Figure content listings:
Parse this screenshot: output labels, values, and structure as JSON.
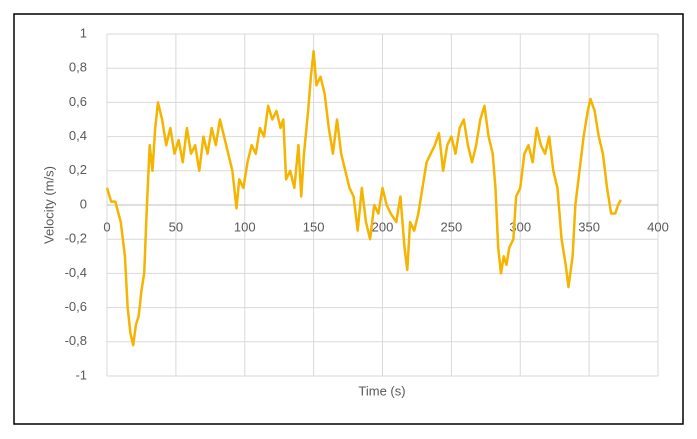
{
  "chart_data": {
    "type": "line",
    "x_label": "Time (s)",
    "y_label": "Velocity (m/s)",
    "x": [
      0,
      3,
      6,
      10,
      13,
      15,
      17,
      19,
      21,
      23,
      25,
      27,
      29,
      31,
      33,
      35,
      37,
      40,
      43,
      46,
      49,
      52,
      55,
      58,
      61,
      64,
      67,
      70,
      73,
      76,
      79,
      82,
      85,
      88,
      91,
      94,
      96,
      99,
      102,
      105,
      108,
      111,
      114,
      117,
      120,
      123,
      126,
      128,
      130,
      133,
      136,
      139,
      141,
      143,
      146,
      148,
      150,
      152,
      155,
      158,
      161,
      164,
      167,
      170,
      173,
      176,
      179,
      182,
      185,
      188,
      191,
      194,
      197,
      200,
      203,
      206,
      210,
      213,
      216,
      218,
      220,
      223,
      226,
      229,
      232,
      235,
      238,
      241,
      244,
      247,
      250,
      253,
      256,
      259,
      262,
      265,
      268,
      271,
      274,
      277,
      280,
      282,
      284,
      286,
      288,
      290,
      292,
      295,
      297,
      300,
      303,
      306,
      309,
      312,
      315,
      318,
      321,
      324,
      327,
      330,
      333,
      335,
      338,
      340,
      343,
      346,
      349,
      351,
      354,
      357,
      360,
      363,
      366,
      369,
      371,
      373
    ],
    "series": [
      {
        "name": "Velocity",
        "color": "#f5b400",
        "values": [
          0.1,
          0.02,
          0.02,
          -0.1,
          -0.3,
          -0.6,
          -0.75,
          -0.82,
          -0.7,
          -0.65,
          -0.5,
          -0.4,
          0.0,
          0.35,
          0.2,
          0.45,
          0.6,
          0.5,
          0.35,
          0.45,
          0.3,
          0.38,
          0.25,
          0.45,
          0.3,
          0.35,
          0.2,
          0.4,
          0.3,
          0.45,
          0.35,
          0.5,
          0.4,
          0.3,
          0.2,
          -0.02,
          0.15,
          0.1,
          0.25,
          0.35,
          0.3,
          0.45,
          0.4,
          0.58,
          0.5,
          0.55,
          0.45,
          0.5,
          0.15,
          0.2,
          0.1,
          0.35,
          0.05,
          0.3,
          0.55,
          0.75,
          0.9,
          0.7,
          0.75,
          0.65,
          0.45,
          0.3,
          0.5,
          0.3,
          0.2,
          0.1,
          0.05,
          -0.15,
          0.1,
          -0.1,
          -0.2,
          0.0,
          -0.05,
          0.1,
          0.0,
          -0.05,
          -0.1,
          0.05,
          -0.25,
          -0.38,
          -0.1,
          -0.15,
          -0.05,
          0.1,
          0.25,
          0.3,
          0.35,
          0.42,
          0.2,
          0.35,
          0.4,
          0.3,
          0.45,
          0.5,
          0.35,
          0.25,
          0.35,
          0.5,
          0.58,
          0.4,
          0.3,
          0.1,
          -0.25,
          -0.4,
          -0.3,
          -0.35,
          -0.25,
          -0.2,
          0.05,
          0.1,
          0.3,
          0.35,
          0.25,
          0.45,
          0.35,
          0.3,
          0.4,
          0.2,
          0.1,
          -0.2,
          -0.35,
          -0.48,
          -0.3,
          0.0,
          0.2,
          0.4,
          0.55,
          0.62,
          0.55,
          0.4,
          0.3,
          0.1,
          -0.05,
          -0.05,
          0.0,
          0.03
        ]
      }
    ],
    "xlim": [
      0,
      400
    ],
    "xticks": [
      0,
      50,
      100,
      150,
      200,
      250,
      300,
      350,
      400
    ],
    "ylim": [
      -1,
      1
    ],
    "yticks": [
      -1,
      {
        "value": -0.8,
        "label": "-0,8"
      },
      {
        "value": -0.6,
        "label": "-0,6"
      },
      {
        "value": -0.4,
        "label": "-0,4"
      },
      {
        "value": -0.2,
        "label": "-0,2"
      },
      0,
      {
        "value": 0.2,
        "label": "0,2"
      },
      {
        "value": 0.4,
        "label": "0,4"
      },
      {
        "value": 0.6,
        "label": "0,6"
      },
      {
        "value": 0.8,
        "label": "0,8"
      },
      1
    ],
    "grid": true
  }
}
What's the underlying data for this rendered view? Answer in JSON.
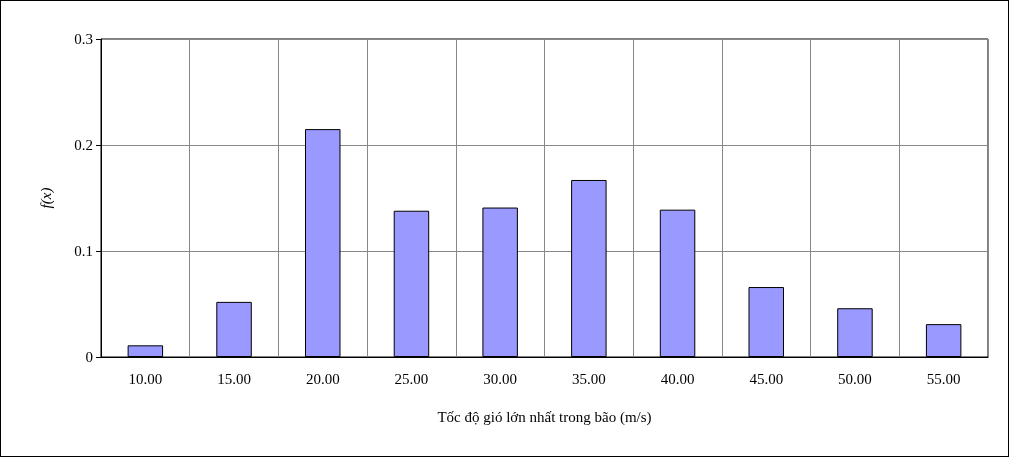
{
  "chart_data": {
    "type": "bar",
    "xlabel": "Tốc độ gió lớn nhất trong bão (m/s)",
    "ylabel": "f(x)",
    "categories": [
      "10.00",
      "15.00",
      "20.00",
      "25.00",
      "30.00",
      "35.00",
      "40.00",
      "45.00",
      "50.00",
      "55.00"
    ],
    "values": [
      0.011,
      0.052,
      0.215,
      0.138,
      0.141,
      0.167,
      0.139,
      0.066,
      0.046,
      0.031
    ],
    "color": "#9999ff",
    "ylim": [
      0,
      0.3
    ],
    "yticks": [
      0,
      0.1,
      0.2,
      0.3
    ],
    "grid": true
  }
}
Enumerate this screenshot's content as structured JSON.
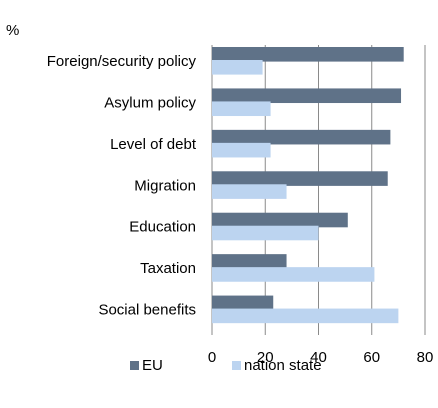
{
  "chart_data": {
    "type": "bar",
    "orientation": "horizontal",
    "unit_label": "%",
    "categories": [
      "Foreign/security policy",
      "Asylum policy",
      "Level of debt",
      "Migration",
      "Education",
      "Taxation",
      "Social benefits"
    ],
    "series": [
      {
        "name": "EU",
        "color": "#5f7288",
        "values": [
          72,
          71,
          67,
          66,
          51,
          28,
          23
        ]
      },
      {
        "name": "nation state",
        "color": "#bcd4f0",
        "values": [
          19,
          22,
          22,
          28,
          40,
          61,
          70
        ]
      }
    ],
    "xlim": [
      0,
      80
    ],
    "xticks": [
      0,
      20,
      40,
      60,
      80
    ],
    "grid": "vertical",
    "legend_position": "bottom"
  }
}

## The request:
Transcribe every entry word for word, but skip the pictures.

## Exercise solution:
Parse this screenshot: output labels, values, and structure as JSON.
{
  "chart_data": {
    "type": "line",
    "x_label": "Time (s)",
    "y_label": "Velocity (m/s)",
    "x": [
      0,
      3,
      6,
      10,
      13,
      15,
      17,
      19,
      21,
      23,
      25,
      27,
      29,
      31,
      33,
      35,
      37,
      40,
      43,
      46,
      49,
      52,
      55,
      58,
      61,
      64,
      67,
      70,
      73,
      76,
      79,
      82,
      85,
      88,
      91,
      94,
      96,
      99,
      102,
      105,
      108,
      111,
      114,
      117,
      120,
      123,
      126,
      128,
      130,
      133,
      136,
      139,
      141,
      143,
      146,
      148,
      150,
      152,
      155,
      158,
      161,
      164,
      167,
      170,
      173,
      176,
      179,
      182,
      185,
      188,
      191,
      194,
      197,
      200,
      203,
      206,
      210,
      213,
      216,
      218,
      220,
      223,
      226,
      229,
      232,
      235,
      238,
      241,
      244,
      247,
      250,
      253,
      256,
      259,
      262,
      265,
      268,
      271,
      274,
      277,
      280,
      282,
      284,
      286,
      288,
      290,
      292,
      295,
      297,
      300,
      303,
      306,
      309,
      312,
      315,
      318,
      321,
      324,
      327,
      330,
      333,
      335,
      338,
      340,
      343,
      346,
      349,
      351,
      354,
      357,
      360,
      363,
      366,
      369,
      371,
      373
    ],
    "series": [
      {
        "name": "Velocity",
        "color": "#f5b400",
        "values": [
          0.1,
          0.02,
          0.02,
          -0.1,
          -0.3,
          -0.6,
          -0.75,
          -0.82,
          -0.7,
          -0.65,
          -0.5,
          -0.4,
          0.0,
          0.35,
          0.2,
          0.45,
          0.6,
          0.5,
          0.35,
          0.45,
          0.3,
          0.38,
          0.25,
          0.45,
          0.3,
          0.35,
          0.2,
          0.4,
          0.3,
          0.45,
          0.35,
          0.5,
          0.4,
          0.3,
          0.2,
          -0.02,
          0.15,
          0.1,
          0.25,
          0.35,
          0.3,
          0.45,
          0.4,
          0.58,
          0.5,
          0.55,
          0.45,
          0.5,
          0.15,
          0.2,
          0.1,
          0.35,
          0.05,
          0.3,
          0.55,
          0.75,
          0.9,
          0.7,
          0.75,
          0.65,
          0.45,
          0.3,
          0.5,
          0.3,
          0.2,
          0.1,
          0.05,
          -0.15,
          0.1,
          -0.1,
          -0.2,
          0.0,
          -0.05,
          0.1,
          0.0,
          -0.05,
          -0.1,
          0.05,
          -0.25,
          -0.38,
          -0.1,
          -0.15,
          -0.05,
          0.1,
          0.25,
          0.3,
          0.35,
          0.42,
          0.2,
          0.35,
          0.4,
          0.3,
          0.45,
          0.5,
          0.35,
          0.25,
          0.35,
          0.5,
          0.58,
          0.4,
          0.3,
          0.1,
          -0.25,
          -0.4,
          -0.3,
          -0.35,
          -0.25,
          -0.2,
          0.05,
          0.1,
          0.3,
          0.35,
          0.25,
          0.45,
          0.35,
          0.3,
          0.4,
          0.2,
          0.1,
          -0.2,
          -0.35,
          -0.48,
          -0.3,
          0.0,
          0.2,
          0.4,
          0.55,
          0.62,
          0.55,
          0.4,
          0.3,
          0.1,
          -0.05,
          -0.05,
          0.0,
          0.03
        ]
      }
    ],
    "xlim": [
      0,
      400
    ],
    "xticks": [
      0,
      50,
      100,
      150,
      200,
      250,
      300,
      350,
      400
    ],
    "ylim": [
      -1,
      1
    ],
    "yticks": [
      -1,
      {
        "value": -0.8,
        "label": "-0,8"
      },
      {
        "value": -0.6,
        "label": "-0,6"
      },
      {
        "value": -0.4,
        "label": "-0,4"
      },
      {
        "value": -0.2,
        "label": "-0,2"
      },
      0,
      {
        "value": 0.2,
        "label": "0,2"
      },
      {
        "value": 0.4,
        "label": "0,4"
      },
      {
        "value": 0.6,
        "label": "0,6"
      },
      {
        "value": 0.8,
        "label": "0,8"
      },
      1
    ],
    "grid": true
  }
}
What's the underlying data for this rendered view? Answer in JSON.
{
  "chart_data": {
    "type": "bar",
    "xlabel": "Tốc độ gió lớn nhất trong bão (m/s)",
    "ylabel": "f(x)",
    "categories": [
      "10.00",
      "15.00",
      "20.00",
      "25.00",
      "30.00",
      "35.00",
      "40.00",
      "45.00",
      "50.00",
      "55.00"
    ],
    "values": [
      0.011,
      0.052,
      0.215,
      0.138,
      0.141,
      0.167,
      0.139,
      0.066,
      0.046,
      0.031
    ],
    "color": "#9999ff",
    "ylim": [
      0,
      0.3
    ],
    "yticks": [
      0,
      0.1,
      0.2,
      0.3
    ],
    "grid": true
  }
}
Enumerate this screenshot's content as structured JSON.
{
  "chart_data": {
    "type": "bar",
    "orientation": "horizontal",
    "unit_label": "%",
    "categories": [
      "Foreign/security policy",
      "Asylum policy",
      "Level of debt",
      "Migration",
      "Education",
      "Taxation",
      "Social benefits"
    ],
    "series": [
      {
        "name": "EU",
        "color": "#5f7288",
        "values": [
          72,
          71,
          67,
          66,
          51,
          28,
          23
        ]
      },
      {
        "name": "nation state",
        "color": "#bcd4f0",
        "values": [
          19,
          22,
          22,
          28,
          40,
          61,
          70
        ]
      }
    ],
    "xlim": [
      0,
      80
    ],
    "xticks": [
      0,
      20,
      40,
      60,
      80
    ],
    "grid": "vertical",
    "legend_position": "bottom"
  }
}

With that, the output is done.